Copy the records below word for word, from their first line through the line containing "footnote-text: (٣٧١)، وابن", including that line.

----------

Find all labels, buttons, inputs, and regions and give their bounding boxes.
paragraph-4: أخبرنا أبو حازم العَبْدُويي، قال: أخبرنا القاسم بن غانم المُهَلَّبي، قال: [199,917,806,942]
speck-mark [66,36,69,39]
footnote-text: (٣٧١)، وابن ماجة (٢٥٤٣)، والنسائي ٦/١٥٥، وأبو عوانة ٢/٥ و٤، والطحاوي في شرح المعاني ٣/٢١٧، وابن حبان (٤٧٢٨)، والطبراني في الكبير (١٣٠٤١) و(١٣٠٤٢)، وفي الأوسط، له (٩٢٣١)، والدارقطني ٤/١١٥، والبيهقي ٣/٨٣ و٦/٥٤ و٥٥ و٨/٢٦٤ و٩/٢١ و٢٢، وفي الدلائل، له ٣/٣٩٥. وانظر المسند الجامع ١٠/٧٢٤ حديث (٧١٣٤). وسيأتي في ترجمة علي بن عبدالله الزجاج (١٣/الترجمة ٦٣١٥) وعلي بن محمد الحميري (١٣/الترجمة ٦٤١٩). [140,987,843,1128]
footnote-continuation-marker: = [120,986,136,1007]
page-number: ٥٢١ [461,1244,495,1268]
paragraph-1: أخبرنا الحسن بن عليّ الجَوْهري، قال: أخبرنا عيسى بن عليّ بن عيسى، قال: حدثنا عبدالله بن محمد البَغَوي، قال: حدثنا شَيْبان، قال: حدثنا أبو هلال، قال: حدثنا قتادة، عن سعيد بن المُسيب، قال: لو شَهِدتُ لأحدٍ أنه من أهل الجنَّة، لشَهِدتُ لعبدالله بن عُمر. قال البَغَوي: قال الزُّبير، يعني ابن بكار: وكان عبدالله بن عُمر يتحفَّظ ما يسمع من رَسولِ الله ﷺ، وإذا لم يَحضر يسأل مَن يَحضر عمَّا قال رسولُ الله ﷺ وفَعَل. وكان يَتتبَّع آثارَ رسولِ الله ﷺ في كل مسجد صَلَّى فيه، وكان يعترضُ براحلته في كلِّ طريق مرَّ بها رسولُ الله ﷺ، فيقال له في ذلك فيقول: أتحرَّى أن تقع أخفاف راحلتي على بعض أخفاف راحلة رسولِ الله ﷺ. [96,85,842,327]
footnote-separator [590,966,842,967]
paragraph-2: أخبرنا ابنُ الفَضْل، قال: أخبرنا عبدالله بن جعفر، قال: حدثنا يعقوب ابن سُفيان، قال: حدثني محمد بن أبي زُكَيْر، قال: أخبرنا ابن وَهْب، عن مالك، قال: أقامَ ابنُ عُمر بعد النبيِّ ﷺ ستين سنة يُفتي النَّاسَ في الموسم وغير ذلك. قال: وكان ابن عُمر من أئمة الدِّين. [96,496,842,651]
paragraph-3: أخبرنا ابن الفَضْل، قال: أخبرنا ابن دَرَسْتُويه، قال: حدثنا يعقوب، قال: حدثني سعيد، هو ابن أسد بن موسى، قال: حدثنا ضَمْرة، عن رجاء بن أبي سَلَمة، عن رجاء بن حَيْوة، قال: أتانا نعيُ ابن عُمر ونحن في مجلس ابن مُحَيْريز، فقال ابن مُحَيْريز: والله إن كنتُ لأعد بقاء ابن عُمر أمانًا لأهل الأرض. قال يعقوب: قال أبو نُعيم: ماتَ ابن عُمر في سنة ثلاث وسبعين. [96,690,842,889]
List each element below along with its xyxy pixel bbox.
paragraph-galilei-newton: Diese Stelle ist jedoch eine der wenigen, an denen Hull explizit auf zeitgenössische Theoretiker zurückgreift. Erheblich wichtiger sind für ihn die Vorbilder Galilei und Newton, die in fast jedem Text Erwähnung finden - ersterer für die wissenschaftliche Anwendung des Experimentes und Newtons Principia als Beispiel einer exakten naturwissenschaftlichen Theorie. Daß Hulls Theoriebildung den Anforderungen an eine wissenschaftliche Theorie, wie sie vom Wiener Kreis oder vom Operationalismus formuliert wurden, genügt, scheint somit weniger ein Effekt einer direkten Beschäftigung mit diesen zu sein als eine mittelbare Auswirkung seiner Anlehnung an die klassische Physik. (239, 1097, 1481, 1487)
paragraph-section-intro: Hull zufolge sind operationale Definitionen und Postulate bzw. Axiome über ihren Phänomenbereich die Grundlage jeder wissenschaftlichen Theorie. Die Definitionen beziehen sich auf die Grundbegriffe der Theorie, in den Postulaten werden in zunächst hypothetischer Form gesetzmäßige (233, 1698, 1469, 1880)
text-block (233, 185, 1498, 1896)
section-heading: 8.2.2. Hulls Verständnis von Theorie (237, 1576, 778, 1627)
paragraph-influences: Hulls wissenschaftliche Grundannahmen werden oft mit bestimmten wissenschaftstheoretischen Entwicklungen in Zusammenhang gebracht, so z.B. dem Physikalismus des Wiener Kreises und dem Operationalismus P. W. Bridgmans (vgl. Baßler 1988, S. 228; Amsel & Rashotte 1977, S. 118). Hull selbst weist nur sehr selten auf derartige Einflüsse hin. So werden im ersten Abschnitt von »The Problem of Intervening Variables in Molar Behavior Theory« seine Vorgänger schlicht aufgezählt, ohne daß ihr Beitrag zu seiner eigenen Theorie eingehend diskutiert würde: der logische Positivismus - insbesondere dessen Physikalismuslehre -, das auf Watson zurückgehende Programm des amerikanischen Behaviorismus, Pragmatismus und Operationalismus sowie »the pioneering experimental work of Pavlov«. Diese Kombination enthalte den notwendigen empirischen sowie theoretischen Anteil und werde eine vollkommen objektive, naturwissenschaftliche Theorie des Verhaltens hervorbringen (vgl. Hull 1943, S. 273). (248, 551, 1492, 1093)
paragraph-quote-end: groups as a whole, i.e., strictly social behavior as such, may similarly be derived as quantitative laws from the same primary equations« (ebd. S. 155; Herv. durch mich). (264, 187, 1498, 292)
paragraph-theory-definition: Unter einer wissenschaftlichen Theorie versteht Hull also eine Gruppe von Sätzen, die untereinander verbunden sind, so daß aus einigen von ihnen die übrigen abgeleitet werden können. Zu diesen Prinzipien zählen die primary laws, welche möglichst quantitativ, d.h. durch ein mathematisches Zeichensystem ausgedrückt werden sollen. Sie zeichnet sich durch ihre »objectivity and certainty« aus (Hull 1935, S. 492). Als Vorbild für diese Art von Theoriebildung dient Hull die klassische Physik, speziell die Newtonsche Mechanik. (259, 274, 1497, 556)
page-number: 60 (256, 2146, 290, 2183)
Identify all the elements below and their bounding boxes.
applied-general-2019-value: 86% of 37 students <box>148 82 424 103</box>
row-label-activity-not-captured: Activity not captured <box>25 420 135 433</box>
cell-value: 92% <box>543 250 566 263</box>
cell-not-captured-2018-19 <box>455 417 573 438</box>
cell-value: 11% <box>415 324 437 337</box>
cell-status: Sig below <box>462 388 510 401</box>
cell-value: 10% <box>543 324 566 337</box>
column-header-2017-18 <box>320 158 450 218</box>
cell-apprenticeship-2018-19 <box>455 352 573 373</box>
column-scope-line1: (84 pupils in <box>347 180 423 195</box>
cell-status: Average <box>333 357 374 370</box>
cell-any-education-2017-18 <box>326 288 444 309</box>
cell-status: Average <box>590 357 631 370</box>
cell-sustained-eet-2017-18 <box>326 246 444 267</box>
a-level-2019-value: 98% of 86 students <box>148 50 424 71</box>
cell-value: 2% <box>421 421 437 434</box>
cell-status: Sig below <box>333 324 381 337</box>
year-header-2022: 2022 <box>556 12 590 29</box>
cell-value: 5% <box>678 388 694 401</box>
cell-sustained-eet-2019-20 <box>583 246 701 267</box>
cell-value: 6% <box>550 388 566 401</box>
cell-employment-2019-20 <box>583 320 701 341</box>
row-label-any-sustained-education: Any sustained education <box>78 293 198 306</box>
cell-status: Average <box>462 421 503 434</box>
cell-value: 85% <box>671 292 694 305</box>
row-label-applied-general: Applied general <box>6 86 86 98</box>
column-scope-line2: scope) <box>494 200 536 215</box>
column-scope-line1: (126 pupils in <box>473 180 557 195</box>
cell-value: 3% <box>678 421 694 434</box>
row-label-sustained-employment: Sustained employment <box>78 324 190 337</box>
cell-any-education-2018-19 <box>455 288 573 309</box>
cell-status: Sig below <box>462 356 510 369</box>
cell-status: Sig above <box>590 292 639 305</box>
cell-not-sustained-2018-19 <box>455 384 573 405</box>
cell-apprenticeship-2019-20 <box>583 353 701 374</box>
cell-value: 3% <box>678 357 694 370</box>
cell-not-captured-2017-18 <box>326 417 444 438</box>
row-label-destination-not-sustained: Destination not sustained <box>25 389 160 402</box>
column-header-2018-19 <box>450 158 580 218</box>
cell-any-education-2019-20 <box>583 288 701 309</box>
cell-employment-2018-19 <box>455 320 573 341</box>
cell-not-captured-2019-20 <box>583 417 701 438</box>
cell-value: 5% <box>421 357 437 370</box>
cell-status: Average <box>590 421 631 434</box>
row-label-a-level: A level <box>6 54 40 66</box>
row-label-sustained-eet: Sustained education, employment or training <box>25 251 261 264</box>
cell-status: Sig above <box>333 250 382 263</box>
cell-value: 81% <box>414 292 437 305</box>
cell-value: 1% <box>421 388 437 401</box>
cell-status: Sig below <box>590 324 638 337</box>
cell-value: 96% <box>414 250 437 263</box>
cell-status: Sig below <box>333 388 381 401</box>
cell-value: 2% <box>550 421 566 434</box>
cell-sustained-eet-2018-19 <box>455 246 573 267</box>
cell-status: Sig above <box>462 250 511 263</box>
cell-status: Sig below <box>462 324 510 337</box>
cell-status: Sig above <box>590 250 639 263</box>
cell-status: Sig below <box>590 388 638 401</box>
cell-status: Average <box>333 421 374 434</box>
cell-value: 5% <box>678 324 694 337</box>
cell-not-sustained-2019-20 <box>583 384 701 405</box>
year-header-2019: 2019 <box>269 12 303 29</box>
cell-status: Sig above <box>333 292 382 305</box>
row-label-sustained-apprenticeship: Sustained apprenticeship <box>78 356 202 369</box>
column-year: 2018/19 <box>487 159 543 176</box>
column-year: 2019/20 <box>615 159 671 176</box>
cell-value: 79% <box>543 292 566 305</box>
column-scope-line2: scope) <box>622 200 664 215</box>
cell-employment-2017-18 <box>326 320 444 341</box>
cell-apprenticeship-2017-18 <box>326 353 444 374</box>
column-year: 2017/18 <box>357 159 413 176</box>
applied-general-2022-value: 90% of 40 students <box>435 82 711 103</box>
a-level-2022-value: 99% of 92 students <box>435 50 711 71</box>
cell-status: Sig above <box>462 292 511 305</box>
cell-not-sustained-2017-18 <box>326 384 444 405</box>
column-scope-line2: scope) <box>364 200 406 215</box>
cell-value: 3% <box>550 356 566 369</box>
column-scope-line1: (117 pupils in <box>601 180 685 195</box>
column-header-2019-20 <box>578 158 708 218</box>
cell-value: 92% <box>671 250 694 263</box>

----------

### Complete answer
Find all labels, buttons, inputs, and regions and give their bounding boxes.
paragraph-4: أخبرنا أبو حازم العَبْدُويي، قال: أخبرنا القاسم بن غانم المُهَلَّبي، قال: [199,917,806,942]
speck-mark [66,36,69,39]
footnote-text: (٣٧١)، وابن ماجة (٢٥٤٣)، والنسائي ٦/١٥٥، وأبو عوانة ٢/٥ و٤، والطحاوي في شرح المعاني ٣/٢١٧، وابن حبان (٤٧٢٨)، والطبراني في الكبير (١٣٠٤١) و(١٣٠٤٢)، وفي الأوسط، له (٩٢٣١)، والدارقطني ٤/١١٥، والبيهقي ٣/٨٣ و٦/٥٤ و٥٥ و٨/٢٦٤ و٩/٢١ و٢٢، وفي الدلائل، له ٣/٣٩٥. وانظر المسند الجامع ١٠/٧٢٤ حديث (٧١٣٤). وسيأتي في ترجمة علي بن عبدالله الزجاج (١٣/الترجمة ٦٣١٥) وعلي بن محمد الحميري (١٣/الترجمة ٦٤١٩). [140,987,843,1128]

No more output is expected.